The task. Pictures do not belong in the copy; restate the records below word for word.

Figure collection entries
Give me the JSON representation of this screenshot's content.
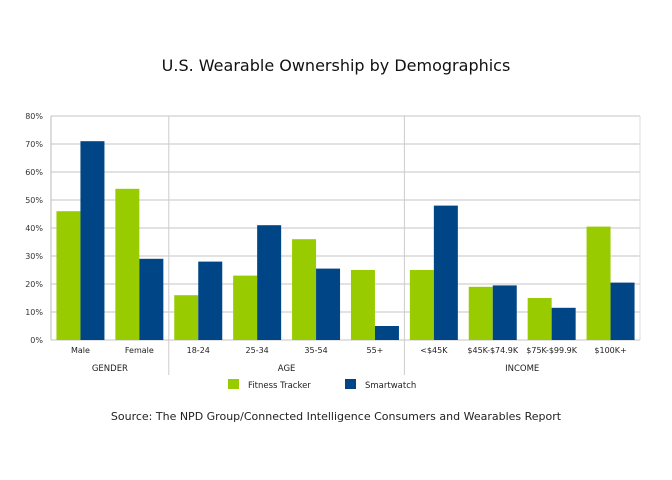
{
  "chart_data": {
    "type": "bar",
    "title": "U.S. Wearable Ownership by Demographics",
    "source": "Source: The NPD Group/Connected Intelligence Consumers and Wearables Report",
    "categories": [
      "Male",
      "Female",
      "18-24",
      "25-34",
      "35-54",
      "55+",
      "<$45K",
      "$45K-$74.9K",
      "$75K-$99.9K",
      "$100K+"
    ],
    "groups": [
      {
        "name": "GENDER",
        "count": 2
      },
      {
        "name": "AGE",
        "count": 4
      },
      {
        "name": "INCOME",
        "count": 4
      }
    ],
    "series": [
      {
        "name": "Fitness Tracker",
        "color": "#99cc00",
        "values": [
          46,
          54,
          16,
          23,
          36,
          25,
          25,
          19,
          15,
          40.5
        ]
      },
      {
        "name": "Smartwatch",
        "color": "#004586",
        "values": [
          71,
          29,
          28,
          41,
          25.5,
          5,
          48,
          19.5,
          11.5,
          20.5
        ]
      }
    ],
    "yticks": [
      "0%",
      "10%",
      "20%",
      "30%",
      "40%",
      "50%",
      "60%",
      "70%",
      "80%"
    ],
    "ylim": [
      0,
      80
    ],
    "grid": true,
    "legend": "bottom"
  }
}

Exercise response.
Give me the JSON representation of this screenshot's content.
{
  "chart_data": {
    "type": "bar",
    "title": "U.S. Wearable Ownership by Demographics",
    "source": "Source: The NPD Group/Connected Intelligence Consumers and Wearables Report",
    "categories": [
      "Male",
      "Female",
      "18-24",
      "25-34",
      "35-54",
      "55+",
      "<$45K",
      "$45K-$74.9K",
      "$75K-$99.9K",
      "$100K+"
    ],
    "groups": [
      {
        "name": "GENDER",
        "count": 2
      },
      {
        "name": "AGE",
        "count": 4
      },
      {
        "name": "INCOME",
        "count": 4
      }
    ],
    "series": [
      {
        "name": "Fitness Tracker",
        "color": "#99cc00",
        "values": [
          46,
          54,
          16,
          23,
          36,
          25,
          25,
          19,
          15,
          40.5
        ]
      },
      {
        "name": "Smartwatch",
        "color": "#004586",
        "values": [
          71,
          29,
          28,
          41,
          25.5,
          5,
          48,
          19.5,
          11.5,
          20.5
        ]
      }
    ],
    "yticks": [
      "0%",
      "10%",
      "20%",
      "30%",
      "40%",
      "50%",
      "60%",
      "70%",
      "80%"
    ],
    "ylim": [
      0,
      80
    ],
    "grid": true,
    "legend": "bottom"
  }
}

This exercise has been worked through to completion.